DATASET CONTENT —
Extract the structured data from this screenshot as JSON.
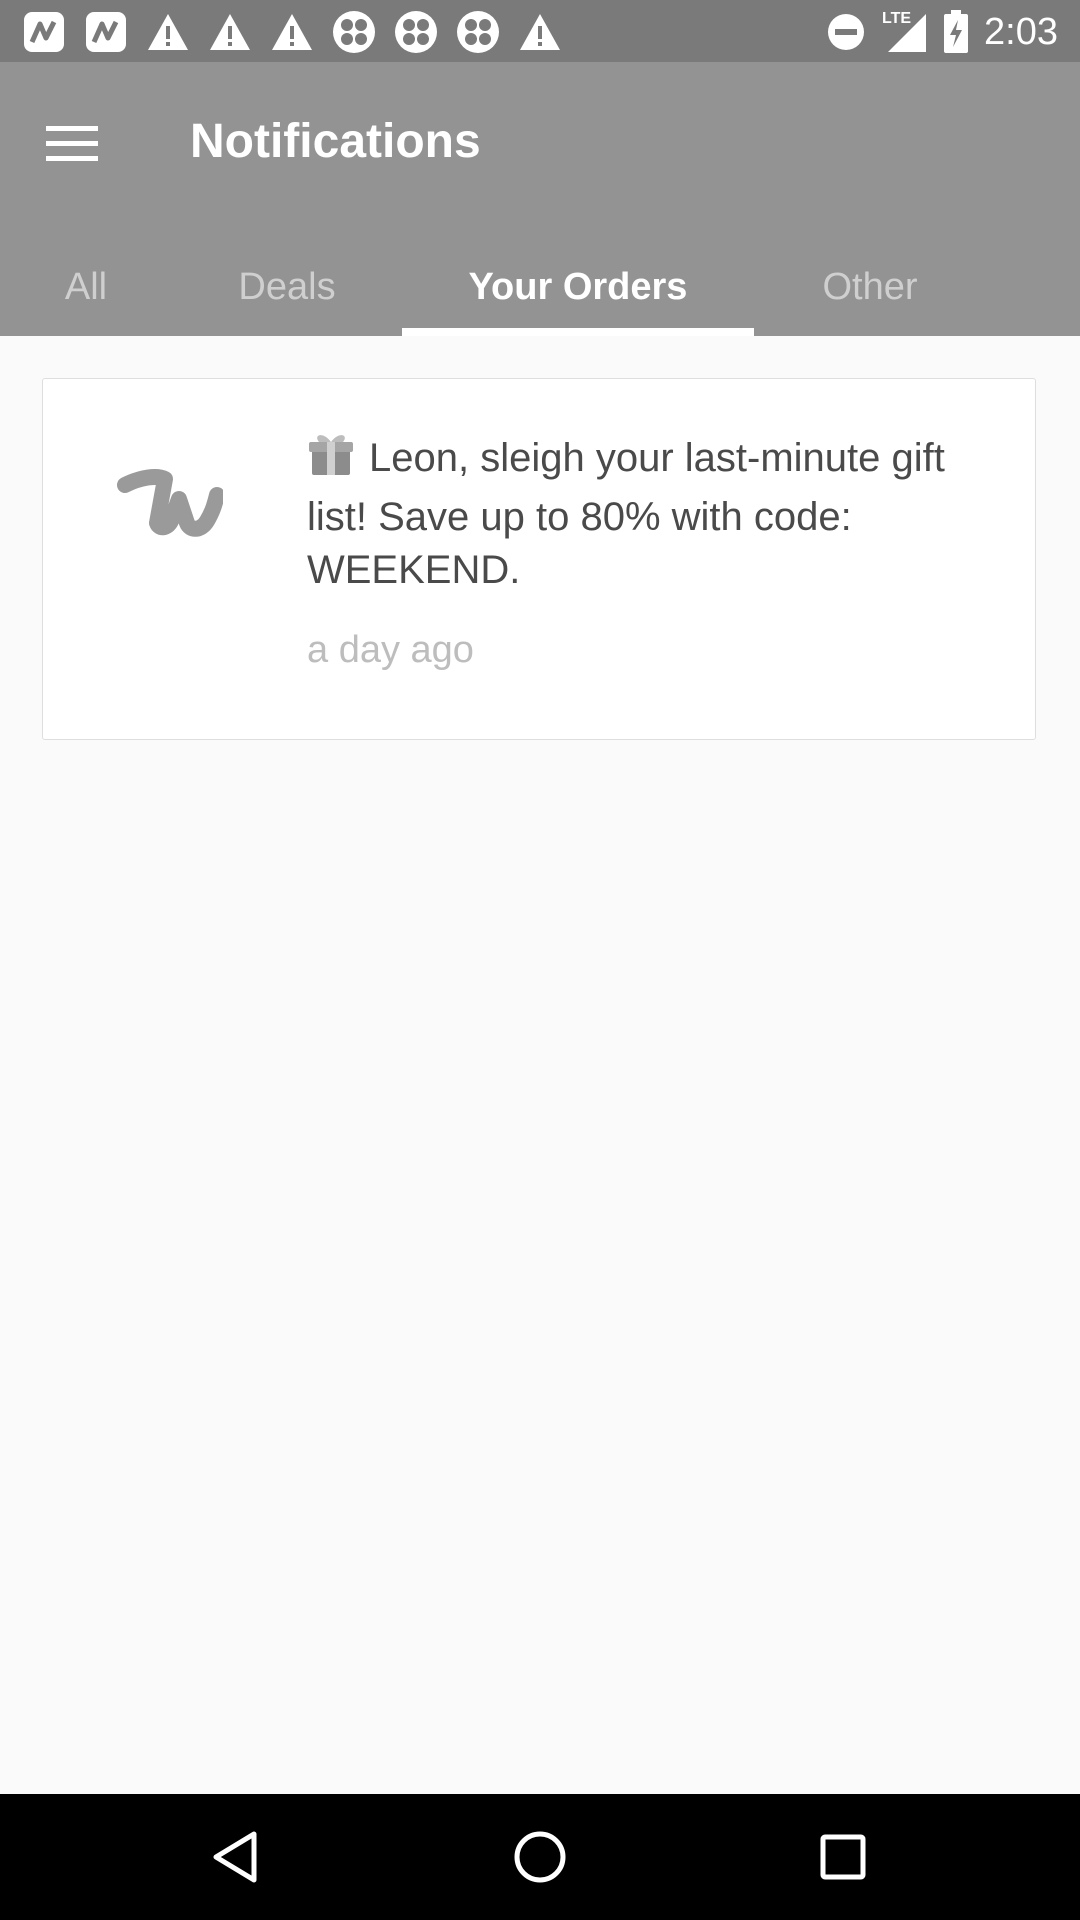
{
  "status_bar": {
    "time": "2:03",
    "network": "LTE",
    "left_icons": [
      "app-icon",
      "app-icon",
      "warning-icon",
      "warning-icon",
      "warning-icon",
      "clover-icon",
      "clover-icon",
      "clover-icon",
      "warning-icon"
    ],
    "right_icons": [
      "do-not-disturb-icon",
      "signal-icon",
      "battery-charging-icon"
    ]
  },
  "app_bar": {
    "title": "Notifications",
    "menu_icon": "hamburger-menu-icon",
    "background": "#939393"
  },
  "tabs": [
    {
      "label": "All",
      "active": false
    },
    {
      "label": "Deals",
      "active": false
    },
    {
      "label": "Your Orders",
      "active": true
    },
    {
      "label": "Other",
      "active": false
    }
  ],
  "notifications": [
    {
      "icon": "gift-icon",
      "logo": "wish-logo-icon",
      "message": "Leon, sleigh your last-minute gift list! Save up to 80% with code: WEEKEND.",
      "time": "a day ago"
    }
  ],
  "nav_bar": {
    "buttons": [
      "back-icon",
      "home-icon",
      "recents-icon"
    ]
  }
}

* * *

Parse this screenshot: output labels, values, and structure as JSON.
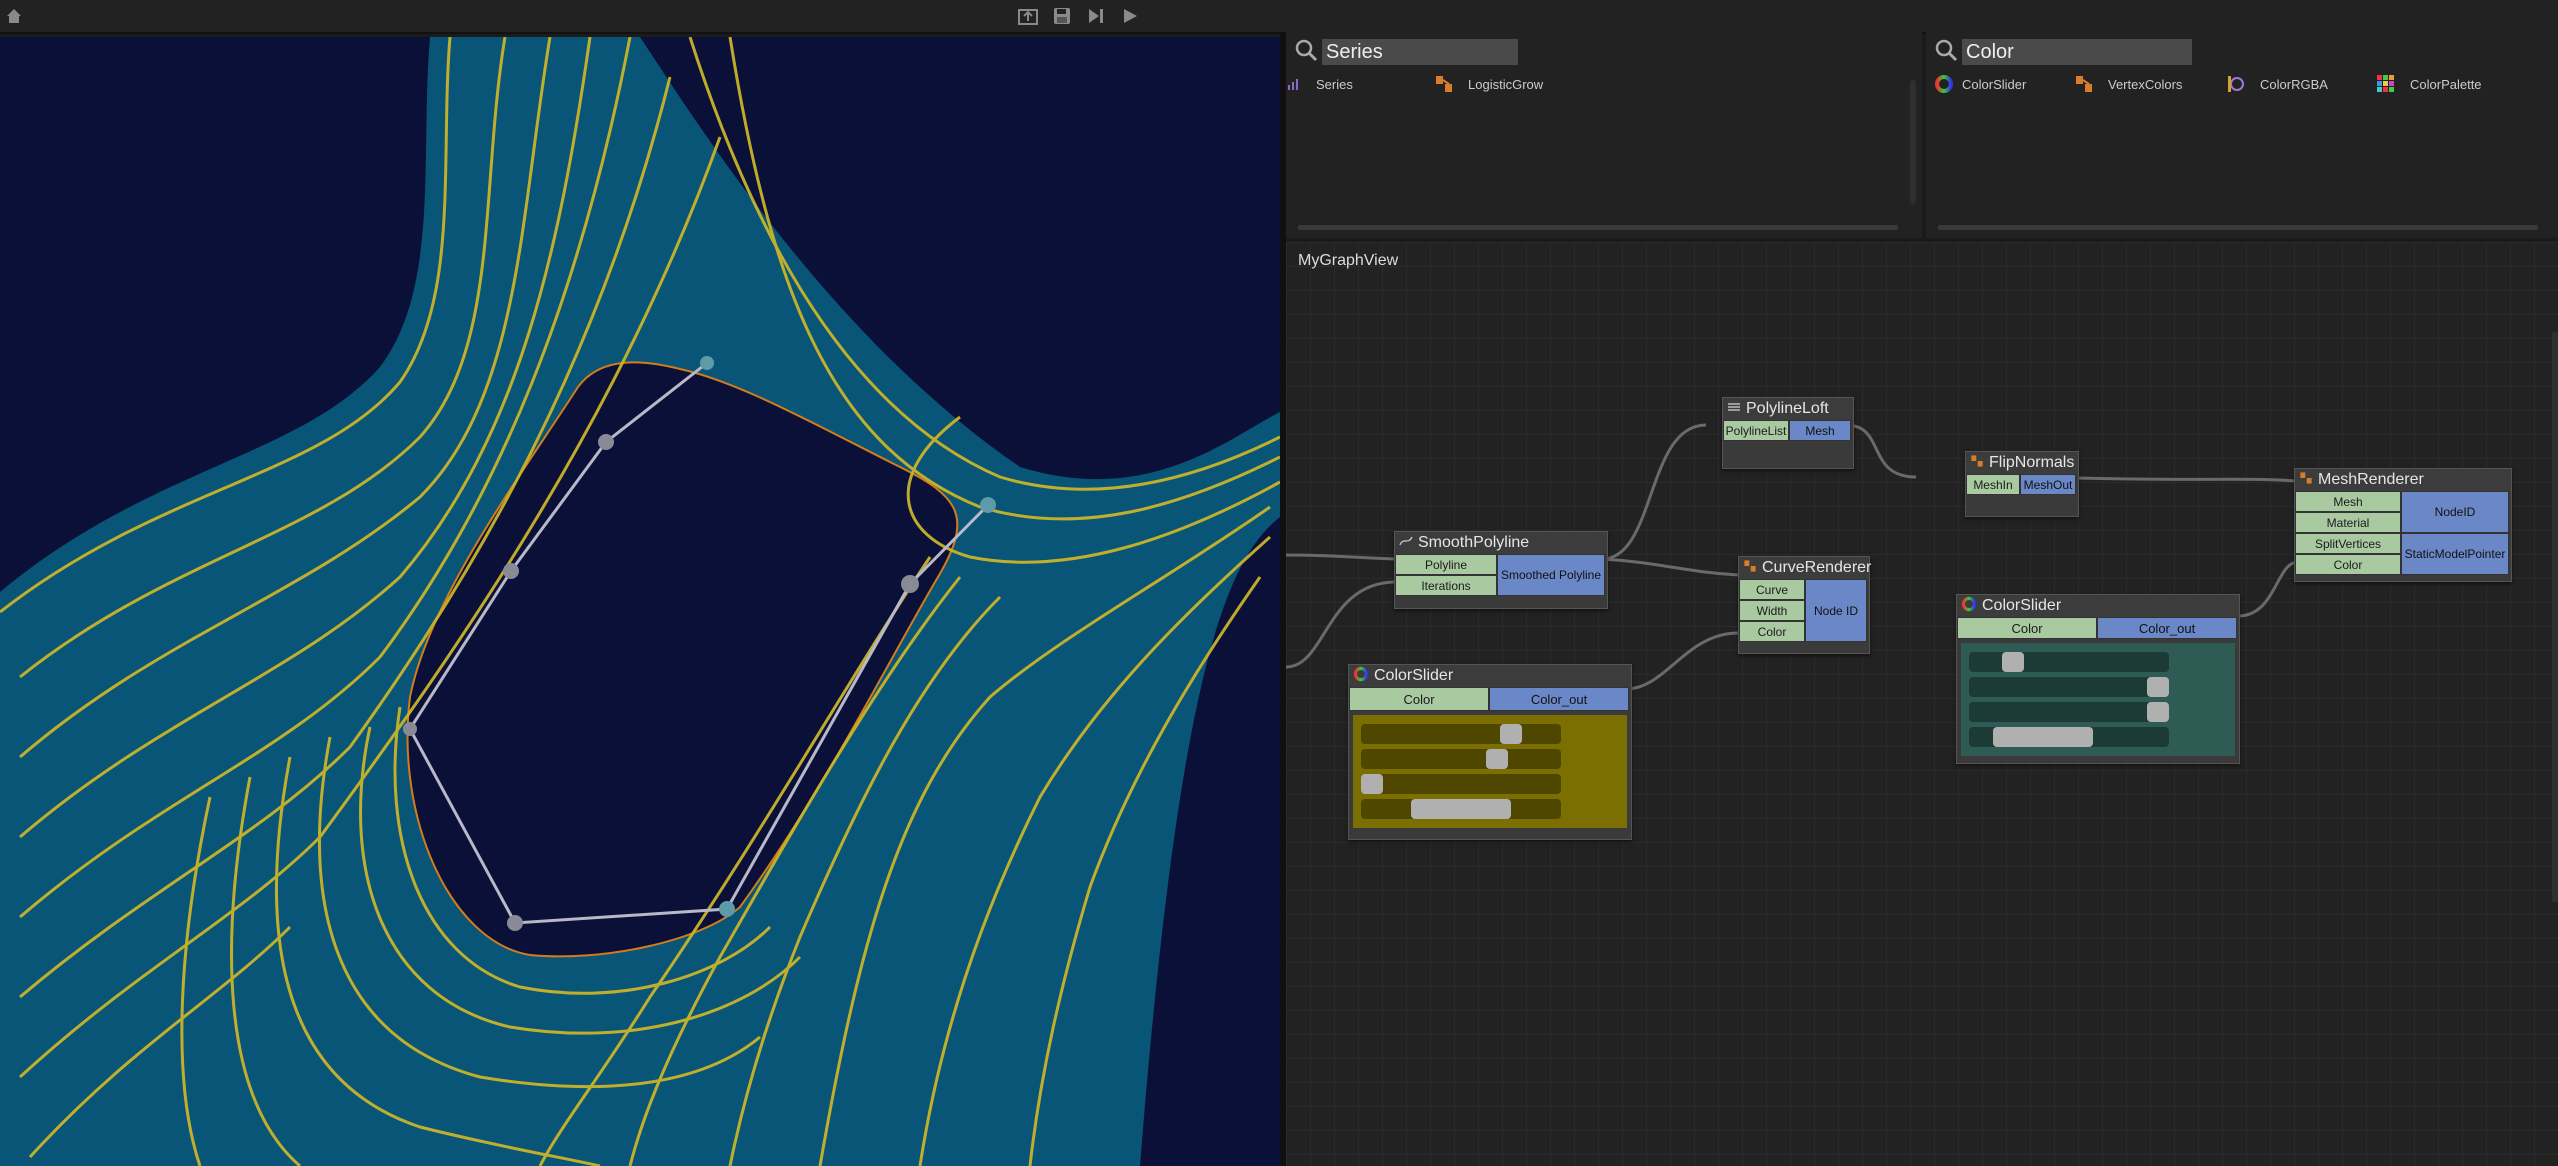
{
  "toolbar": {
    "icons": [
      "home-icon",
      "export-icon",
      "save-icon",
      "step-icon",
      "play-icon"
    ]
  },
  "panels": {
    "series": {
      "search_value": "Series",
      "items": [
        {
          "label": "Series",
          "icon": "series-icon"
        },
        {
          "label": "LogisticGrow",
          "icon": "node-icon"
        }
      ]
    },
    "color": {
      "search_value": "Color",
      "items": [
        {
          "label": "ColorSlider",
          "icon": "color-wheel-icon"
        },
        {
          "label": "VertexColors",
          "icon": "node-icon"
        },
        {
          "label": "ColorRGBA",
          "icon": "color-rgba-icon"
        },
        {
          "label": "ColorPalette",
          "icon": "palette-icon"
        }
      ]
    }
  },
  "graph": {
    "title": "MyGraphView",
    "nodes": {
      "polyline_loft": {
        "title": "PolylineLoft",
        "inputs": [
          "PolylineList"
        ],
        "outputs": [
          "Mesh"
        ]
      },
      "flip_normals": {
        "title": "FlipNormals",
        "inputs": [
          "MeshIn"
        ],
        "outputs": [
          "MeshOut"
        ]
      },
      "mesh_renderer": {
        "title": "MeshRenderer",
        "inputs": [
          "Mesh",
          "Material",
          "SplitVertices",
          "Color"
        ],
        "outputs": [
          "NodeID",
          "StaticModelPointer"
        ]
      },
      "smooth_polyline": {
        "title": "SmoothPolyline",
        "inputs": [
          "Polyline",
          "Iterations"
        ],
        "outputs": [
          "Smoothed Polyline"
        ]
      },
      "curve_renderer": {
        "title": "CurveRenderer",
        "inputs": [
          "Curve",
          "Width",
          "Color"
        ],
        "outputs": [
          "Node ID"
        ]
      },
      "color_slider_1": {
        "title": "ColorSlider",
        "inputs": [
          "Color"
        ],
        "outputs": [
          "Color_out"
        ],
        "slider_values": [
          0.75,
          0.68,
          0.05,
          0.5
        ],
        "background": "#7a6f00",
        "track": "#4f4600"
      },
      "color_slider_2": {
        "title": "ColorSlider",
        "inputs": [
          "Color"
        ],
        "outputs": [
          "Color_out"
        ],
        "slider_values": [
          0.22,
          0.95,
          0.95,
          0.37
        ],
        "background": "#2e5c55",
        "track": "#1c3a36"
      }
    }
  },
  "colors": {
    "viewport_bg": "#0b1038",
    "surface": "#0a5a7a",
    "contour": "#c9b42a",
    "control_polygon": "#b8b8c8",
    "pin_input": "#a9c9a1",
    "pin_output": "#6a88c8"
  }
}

--

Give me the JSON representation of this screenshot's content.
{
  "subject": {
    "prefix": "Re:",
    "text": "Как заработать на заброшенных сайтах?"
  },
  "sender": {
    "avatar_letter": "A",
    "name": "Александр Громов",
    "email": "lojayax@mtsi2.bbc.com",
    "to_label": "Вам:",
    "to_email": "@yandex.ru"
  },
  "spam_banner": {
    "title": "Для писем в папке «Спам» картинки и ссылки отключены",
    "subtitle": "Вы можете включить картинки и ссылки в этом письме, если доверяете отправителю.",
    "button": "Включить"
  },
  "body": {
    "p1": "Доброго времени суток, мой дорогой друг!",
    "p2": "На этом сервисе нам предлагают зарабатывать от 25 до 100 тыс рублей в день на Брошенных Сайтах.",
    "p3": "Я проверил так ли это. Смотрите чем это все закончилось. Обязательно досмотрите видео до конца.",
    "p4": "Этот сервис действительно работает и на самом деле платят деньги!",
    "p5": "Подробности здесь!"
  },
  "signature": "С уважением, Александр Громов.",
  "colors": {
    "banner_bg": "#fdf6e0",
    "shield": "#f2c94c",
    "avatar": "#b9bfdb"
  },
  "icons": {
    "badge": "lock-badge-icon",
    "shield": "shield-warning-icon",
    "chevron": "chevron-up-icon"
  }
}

WHAT IS EXPECTED —
Search the entries for the word "Громов" and pick out every line that holds it.

TASK ANSWER —
    "name": "Александр Громов",
  "signature": "С уважением, Александр Громов.",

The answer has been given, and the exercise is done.